-- Start Records to use --

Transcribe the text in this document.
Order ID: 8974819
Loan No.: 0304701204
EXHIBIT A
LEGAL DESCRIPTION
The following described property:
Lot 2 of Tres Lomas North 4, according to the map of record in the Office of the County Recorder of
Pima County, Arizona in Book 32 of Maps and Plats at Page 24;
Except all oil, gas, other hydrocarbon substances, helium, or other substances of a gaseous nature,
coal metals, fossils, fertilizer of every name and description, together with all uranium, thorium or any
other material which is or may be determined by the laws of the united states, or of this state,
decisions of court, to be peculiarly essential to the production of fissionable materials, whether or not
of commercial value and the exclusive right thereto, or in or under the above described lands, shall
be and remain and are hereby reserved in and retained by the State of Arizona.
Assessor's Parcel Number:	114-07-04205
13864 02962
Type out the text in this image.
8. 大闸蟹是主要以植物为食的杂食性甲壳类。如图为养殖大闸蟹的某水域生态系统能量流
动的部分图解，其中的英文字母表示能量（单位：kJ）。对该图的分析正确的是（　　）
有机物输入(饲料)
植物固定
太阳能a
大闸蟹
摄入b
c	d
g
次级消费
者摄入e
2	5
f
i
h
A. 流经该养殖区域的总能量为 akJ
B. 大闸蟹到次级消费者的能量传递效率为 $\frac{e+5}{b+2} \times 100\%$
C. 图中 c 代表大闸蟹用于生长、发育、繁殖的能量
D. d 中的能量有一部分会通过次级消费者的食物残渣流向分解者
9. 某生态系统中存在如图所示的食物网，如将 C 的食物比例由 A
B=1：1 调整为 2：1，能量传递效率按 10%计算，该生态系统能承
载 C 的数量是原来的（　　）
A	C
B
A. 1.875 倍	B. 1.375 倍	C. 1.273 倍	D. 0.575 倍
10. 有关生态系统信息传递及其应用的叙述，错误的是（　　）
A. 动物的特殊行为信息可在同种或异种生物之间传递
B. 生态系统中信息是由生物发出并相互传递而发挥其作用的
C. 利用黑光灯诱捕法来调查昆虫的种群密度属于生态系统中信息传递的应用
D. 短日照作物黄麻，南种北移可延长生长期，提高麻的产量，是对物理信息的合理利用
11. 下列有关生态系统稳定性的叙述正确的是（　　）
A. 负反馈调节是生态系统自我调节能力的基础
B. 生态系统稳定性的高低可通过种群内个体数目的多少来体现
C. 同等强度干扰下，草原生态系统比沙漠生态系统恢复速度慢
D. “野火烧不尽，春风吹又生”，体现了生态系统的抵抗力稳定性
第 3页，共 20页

-- End Records to use --

• Task description:
In the entries above, find each line with the string "described" and copy it.

• Answer to this task:
The following described property:
of commercial value and the exclusive right thereto, or in or under the above described lands, shall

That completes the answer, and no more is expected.